::: EXERCISE MATERIALS :::

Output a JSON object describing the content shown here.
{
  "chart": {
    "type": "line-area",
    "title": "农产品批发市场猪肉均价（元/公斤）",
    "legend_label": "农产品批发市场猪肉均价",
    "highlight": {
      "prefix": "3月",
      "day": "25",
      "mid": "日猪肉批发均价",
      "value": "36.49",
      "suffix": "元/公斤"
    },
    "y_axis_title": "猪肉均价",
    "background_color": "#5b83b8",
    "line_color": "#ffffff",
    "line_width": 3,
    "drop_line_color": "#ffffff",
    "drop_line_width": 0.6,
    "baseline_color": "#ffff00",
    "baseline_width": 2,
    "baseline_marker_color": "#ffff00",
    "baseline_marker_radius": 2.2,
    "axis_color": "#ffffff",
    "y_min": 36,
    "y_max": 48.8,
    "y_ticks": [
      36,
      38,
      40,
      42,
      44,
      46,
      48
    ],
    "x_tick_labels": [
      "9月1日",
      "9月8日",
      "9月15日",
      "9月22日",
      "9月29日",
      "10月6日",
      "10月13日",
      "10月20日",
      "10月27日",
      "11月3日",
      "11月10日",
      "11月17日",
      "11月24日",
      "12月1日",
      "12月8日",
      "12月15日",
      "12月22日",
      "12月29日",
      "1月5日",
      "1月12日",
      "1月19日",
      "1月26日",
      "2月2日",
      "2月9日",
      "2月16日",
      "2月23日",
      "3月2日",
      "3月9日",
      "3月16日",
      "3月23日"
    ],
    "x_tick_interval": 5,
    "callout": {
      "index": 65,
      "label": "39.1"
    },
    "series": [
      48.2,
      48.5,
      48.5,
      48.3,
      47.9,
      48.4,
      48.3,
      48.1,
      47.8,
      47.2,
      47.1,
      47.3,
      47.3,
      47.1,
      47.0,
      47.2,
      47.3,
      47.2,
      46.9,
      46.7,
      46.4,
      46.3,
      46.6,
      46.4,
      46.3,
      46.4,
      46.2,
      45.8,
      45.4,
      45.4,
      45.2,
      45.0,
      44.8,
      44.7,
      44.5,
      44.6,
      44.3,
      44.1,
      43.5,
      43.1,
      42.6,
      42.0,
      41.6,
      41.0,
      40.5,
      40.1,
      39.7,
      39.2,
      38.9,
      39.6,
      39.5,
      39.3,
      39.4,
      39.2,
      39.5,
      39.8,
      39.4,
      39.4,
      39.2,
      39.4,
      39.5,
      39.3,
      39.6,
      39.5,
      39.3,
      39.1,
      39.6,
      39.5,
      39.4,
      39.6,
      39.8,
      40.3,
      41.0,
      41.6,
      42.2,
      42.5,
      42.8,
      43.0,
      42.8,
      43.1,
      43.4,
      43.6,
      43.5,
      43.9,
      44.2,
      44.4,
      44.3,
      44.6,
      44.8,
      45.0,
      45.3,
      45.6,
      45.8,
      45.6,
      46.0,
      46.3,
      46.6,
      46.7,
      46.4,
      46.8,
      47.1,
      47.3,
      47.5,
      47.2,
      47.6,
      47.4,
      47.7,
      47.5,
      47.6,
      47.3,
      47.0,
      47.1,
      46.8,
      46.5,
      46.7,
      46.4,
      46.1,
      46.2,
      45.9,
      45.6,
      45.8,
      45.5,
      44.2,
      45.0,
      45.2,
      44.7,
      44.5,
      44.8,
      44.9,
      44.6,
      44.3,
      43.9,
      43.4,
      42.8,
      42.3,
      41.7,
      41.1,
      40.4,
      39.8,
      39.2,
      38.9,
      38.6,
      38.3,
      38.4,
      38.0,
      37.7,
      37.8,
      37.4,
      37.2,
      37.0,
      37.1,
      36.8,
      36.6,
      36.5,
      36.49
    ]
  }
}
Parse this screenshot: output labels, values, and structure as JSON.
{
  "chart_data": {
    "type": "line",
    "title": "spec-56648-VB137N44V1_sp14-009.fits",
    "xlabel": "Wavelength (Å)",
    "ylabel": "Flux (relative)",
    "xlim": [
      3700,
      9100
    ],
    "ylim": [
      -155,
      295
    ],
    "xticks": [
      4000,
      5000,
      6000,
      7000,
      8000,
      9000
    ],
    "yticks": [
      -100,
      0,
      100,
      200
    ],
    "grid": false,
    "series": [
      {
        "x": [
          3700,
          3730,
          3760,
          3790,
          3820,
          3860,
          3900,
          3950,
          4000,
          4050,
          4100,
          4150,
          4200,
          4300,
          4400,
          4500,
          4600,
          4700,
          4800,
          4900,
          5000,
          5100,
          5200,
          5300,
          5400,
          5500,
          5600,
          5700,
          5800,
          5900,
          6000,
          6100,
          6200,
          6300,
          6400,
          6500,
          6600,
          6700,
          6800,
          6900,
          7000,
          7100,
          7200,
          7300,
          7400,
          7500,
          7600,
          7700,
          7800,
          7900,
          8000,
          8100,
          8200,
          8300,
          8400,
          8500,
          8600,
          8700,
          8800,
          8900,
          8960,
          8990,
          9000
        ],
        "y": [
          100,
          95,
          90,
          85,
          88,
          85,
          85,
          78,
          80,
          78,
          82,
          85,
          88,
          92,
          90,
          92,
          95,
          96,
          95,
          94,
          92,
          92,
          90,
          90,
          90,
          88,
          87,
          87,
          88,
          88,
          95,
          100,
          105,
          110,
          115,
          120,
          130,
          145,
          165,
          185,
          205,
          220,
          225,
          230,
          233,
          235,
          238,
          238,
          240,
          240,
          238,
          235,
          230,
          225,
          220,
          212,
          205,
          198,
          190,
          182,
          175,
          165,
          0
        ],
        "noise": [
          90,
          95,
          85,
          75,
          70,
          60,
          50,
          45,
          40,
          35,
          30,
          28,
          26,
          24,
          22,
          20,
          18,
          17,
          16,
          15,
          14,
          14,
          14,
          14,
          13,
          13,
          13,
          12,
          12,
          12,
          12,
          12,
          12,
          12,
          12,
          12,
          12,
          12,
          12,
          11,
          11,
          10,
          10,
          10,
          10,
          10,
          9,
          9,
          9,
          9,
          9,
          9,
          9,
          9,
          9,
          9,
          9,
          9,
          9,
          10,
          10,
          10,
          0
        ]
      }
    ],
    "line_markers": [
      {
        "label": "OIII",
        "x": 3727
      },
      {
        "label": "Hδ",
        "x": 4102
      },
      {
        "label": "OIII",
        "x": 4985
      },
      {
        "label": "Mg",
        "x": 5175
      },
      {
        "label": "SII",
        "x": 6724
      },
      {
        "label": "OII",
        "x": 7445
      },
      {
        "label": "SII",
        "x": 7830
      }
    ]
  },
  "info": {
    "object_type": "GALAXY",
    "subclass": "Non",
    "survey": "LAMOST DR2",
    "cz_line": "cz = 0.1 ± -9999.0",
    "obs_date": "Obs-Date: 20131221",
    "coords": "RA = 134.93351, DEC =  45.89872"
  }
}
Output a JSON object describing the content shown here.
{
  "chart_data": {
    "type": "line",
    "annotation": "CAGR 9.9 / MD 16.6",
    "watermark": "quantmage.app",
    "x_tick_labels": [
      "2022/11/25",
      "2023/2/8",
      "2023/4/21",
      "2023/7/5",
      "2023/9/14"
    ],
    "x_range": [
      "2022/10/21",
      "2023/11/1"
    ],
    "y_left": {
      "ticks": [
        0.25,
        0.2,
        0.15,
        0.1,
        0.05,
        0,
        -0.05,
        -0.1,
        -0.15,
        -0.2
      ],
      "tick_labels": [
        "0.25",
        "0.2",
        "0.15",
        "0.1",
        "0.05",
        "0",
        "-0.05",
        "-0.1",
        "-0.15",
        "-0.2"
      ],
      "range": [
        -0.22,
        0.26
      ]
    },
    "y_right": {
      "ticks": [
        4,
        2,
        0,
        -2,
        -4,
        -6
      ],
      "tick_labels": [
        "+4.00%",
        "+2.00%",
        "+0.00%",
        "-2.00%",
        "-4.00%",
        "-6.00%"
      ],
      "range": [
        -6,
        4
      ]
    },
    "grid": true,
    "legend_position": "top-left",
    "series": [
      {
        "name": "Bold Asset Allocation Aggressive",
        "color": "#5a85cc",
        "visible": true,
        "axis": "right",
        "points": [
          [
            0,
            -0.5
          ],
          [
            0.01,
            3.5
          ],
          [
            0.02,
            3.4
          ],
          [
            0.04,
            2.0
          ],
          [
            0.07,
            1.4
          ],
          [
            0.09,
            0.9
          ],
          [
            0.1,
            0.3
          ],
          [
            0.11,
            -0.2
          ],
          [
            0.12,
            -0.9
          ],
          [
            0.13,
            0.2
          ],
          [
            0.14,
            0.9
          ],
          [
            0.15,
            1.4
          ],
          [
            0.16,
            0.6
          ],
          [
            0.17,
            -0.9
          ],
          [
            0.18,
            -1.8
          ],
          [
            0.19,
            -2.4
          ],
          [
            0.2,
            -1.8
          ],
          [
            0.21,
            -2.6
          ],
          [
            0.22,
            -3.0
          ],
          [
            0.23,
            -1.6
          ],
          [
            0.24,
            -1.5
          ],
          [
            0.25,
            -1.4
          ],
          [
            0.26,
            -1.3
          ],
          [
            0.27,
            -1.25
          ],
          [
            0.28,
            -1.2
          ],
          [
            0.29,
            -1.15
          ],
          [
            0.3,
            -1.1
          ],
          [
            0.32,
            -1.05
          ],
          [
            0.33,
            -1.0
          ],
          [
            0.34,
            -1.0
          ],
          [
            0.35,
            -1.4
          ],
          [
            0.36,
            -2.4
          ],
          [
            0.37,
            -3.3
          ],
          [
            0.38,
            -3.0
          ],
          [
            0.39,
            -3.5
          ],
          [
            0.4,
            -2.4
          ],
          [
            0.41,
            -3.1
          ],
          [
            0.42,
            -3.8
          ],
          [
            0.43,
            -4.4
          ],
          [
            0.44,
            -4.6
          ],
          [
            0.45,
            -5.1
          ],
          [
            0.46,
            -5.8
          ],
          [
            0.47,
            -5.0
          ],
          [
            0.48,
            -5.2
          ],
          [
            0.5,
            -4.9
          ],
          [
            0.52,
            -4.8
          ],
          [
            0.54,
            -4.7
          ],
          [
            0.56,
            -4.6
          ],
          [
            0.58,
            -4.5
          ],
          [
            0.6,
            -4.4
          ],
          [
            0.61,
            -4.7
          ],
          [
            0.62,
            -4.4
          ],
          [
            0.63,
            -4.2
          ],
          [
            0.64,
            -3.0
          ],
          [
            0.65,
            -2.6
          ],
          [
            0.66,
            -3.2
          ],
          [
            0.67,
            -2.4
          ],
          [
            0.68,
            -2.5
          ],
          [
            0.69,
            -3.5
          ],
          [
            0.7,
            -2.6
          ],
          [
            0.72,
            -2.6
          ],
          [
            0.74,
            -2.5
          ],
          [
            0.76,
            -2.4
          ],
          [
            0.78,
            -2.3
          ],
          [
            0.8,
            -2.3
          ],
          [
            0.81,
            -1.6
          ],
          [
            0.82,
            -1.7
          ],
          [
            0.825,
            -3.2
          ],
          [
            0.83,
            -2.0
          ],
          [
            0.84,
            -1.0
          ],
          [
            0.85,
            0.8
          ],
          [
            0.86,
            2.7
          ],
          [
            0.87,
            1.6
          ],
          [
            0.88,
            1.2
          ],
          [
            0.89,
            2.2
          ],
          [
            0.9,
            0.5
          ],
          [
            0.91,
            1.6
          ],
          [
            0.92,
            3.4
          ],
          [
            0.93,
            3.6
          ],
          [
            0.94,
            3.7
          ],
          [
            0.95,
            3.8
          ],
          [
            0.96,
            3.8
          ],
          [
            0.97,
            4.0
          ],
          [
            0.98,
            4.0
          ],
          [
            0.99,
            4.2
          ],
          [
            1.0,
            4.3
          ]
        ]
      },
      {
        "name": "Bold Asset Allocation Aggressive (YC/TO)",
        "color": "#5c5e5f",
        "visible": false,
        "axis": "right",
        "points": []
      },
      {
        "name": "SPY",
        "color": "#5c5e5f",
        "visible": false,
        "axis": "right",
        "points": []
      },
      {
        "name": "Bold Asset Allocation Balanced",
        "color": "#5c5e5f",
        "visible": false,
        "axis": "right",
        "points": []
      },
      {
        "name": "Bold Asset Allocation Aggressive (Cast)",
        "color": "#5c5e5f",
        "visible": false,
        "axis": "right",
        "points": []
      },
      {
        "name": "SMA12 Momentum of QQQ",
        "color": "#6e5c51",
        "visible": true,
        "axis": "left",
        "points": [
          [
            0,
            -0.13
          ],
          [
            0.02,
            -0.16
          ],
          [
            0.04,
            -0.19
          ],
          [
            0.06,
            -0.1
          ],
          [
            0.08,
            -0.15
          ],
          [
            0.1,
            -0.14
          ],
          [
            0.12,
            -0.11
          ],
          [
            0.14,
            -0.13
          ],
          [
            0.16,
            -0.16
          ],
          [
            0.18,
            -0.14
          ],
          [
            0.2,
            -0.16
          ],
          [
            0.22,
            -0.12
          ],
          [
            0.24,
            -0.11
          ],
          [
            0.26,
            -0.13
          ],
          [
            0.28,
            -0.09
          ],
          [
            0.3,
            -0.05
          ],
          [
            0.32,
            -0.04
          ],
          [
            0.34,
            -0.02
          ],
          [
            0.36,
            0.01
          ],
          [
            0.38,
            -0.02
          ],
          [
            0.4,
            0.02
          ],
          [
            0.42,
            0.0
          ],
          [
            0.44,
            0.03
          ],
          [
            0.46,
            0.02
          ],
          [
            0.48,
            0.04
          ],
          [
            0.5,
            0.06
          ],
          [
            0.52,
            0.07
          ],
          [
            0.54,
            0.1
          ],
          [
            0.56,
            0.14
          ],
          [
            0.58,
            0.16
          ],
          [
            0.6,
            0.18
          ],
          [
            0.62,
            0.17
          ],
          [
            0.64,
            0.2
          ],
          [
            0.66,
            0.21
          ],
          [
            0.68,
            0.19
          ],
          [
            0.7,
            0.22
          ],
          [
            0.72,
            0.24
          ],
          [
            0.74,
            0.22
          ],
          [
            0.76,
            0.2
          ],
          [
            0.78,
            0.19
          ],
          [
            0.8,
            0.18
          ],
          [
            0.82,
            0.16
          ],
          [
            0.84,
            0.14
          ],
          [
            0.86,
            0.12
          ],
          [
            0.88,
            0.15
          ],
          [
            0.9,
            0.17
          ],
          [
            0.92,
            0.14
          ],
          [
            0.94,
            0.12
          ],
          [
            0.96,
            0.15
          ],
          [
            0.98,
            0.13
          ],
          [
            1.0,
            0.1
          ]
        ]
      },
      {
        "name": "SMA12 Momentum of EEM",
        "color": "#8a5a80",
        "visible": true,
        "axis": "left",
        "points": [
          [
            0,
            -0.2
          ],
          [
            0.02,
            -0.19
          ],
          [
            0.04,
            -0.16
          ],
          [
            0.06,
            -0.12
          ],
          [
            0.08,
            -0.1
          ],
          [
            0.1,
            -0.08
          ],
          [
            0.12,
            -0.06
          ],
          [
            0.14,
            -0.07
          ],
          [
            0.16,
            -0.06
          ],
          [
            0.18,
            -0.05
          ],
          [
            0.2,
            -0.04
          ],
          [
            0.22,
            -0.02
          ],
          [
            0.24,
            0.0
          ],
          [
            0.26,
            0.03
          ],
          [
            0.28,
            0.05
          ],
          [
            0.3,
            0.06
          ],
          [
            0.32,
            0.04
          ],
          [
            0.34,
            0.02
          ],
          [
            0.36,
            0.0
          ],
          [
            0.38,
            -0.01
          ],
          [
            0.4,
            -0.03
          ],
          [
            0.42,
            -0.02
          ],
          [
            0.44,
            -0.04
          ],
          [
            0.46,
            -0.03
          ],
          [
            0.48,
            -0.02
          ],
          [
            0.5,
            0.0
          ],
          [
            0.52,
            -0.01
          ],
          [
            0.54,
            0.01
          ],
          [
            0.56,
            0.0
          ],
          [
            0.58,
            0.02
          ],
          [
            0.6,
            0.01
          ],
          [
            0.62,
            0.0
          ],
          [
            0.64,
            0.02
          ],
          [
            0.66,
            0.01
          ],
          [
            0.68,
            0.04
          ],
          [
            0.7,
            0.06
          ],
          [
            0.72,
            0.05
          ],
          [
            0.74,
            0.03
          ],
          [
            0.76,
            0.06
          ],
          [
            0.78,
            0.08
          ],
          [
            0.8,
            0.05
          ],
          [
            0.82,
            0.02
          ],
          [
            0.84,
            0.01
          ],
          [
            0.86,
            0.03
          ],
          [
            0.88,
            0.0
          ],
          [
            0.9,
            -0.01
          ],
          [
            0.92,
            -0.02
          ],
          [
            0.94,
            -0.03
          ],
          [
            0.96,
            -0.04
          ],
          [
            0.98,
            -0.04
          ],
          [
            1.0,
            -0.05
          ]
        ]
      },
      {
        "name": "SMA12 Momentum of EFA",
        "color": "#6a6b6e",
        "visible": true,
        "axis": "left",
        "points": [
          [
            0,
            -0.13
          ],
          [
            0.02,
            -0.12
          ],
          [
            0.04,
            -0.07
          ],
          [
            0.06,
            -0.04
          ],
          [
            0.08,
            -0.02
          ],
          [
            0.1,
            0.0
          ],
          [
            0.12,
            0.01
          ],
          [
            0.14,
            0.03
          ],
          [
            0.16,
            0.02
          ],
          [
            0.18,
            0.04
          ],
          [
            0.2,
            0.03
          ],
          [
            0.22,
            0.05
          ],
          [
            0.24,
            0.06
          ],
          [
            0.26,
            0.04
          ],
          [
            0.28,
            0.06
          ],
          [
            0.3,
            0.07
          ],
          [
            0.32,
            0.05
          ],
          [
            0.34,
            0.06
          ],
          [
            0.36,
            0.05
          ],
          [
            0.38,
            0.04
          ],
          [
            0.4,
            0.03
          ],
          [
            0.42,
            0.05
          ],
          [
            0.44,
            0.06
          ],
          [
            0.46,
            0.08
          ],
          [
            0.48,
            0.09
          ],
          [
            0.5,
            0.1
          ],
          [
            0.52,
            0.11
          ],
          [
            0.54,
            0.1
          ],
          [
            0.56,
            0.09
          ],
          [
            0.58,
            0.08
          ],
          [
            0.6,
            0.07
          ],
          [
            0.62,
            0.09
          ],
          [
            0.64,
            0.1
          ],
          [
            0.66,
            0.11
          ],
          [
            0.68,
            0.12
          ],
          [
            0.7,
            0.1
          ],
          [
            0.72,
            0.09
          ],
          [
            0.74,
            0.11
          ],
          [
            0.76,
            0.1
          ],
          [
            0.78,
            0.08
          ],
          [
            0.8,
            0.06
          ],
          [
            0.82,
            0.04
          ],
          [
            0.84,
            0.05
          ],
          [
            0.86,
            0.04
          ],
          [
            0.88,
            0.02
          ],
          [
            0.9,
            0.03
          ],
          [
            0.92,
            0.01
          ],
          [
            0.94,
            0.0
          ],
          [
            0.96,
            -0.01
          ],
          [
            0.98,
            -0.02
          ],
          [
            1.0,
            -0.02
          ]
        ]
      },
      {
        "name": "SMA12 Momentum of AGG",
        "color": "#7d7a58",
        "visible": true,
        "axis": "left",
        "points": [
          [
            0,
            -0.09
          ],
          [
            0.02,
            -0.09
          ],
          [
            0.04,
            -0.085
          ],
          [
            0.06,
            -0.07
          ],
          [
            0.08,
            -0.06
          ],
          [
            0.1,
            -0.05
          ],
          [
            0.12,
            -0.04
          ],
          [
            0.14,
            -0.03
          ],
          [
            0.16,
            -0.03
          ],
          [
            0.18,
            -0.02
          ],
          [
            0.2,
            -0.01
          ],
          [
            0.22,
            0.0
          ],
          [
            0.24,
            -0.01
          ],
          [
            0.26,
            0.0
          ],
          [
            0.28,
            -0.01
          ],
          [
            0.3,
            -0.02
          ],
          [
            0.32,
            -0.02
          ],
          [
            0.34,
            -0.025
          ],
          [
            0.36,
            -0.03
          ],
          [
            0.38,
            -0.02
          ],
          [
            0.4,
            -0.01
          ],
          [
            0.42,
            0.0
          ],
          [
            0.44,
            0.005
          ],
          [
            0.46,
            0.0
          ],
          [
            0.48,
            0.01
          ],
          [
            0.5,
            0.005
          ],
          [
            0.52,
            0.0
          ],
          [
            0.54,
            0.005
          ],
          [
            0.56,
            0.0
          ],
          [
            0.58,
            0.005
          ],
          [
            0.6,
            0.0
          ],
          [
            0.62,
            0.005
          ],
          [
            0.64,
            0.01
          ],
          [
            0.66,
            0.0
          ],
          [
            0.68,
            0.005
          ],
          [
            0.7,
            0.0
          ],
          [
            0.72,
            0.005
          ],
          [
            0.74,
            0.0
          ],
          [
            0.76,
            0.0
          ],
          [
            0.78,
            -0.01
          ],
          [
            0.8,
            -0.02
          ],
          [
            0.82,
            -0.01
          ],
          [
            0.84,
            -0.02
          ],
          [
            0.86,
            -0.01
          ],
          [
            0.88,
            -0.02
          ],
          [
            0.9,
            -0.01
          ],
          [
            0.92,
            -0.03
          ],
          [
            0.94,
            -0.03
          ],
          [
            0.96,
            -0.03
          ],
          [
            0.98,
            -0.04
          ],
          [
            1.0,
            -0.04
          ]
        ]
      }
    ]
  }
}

:::

How many lines of these entries contain "Aggressive"? Answer with the number and nothing else.

3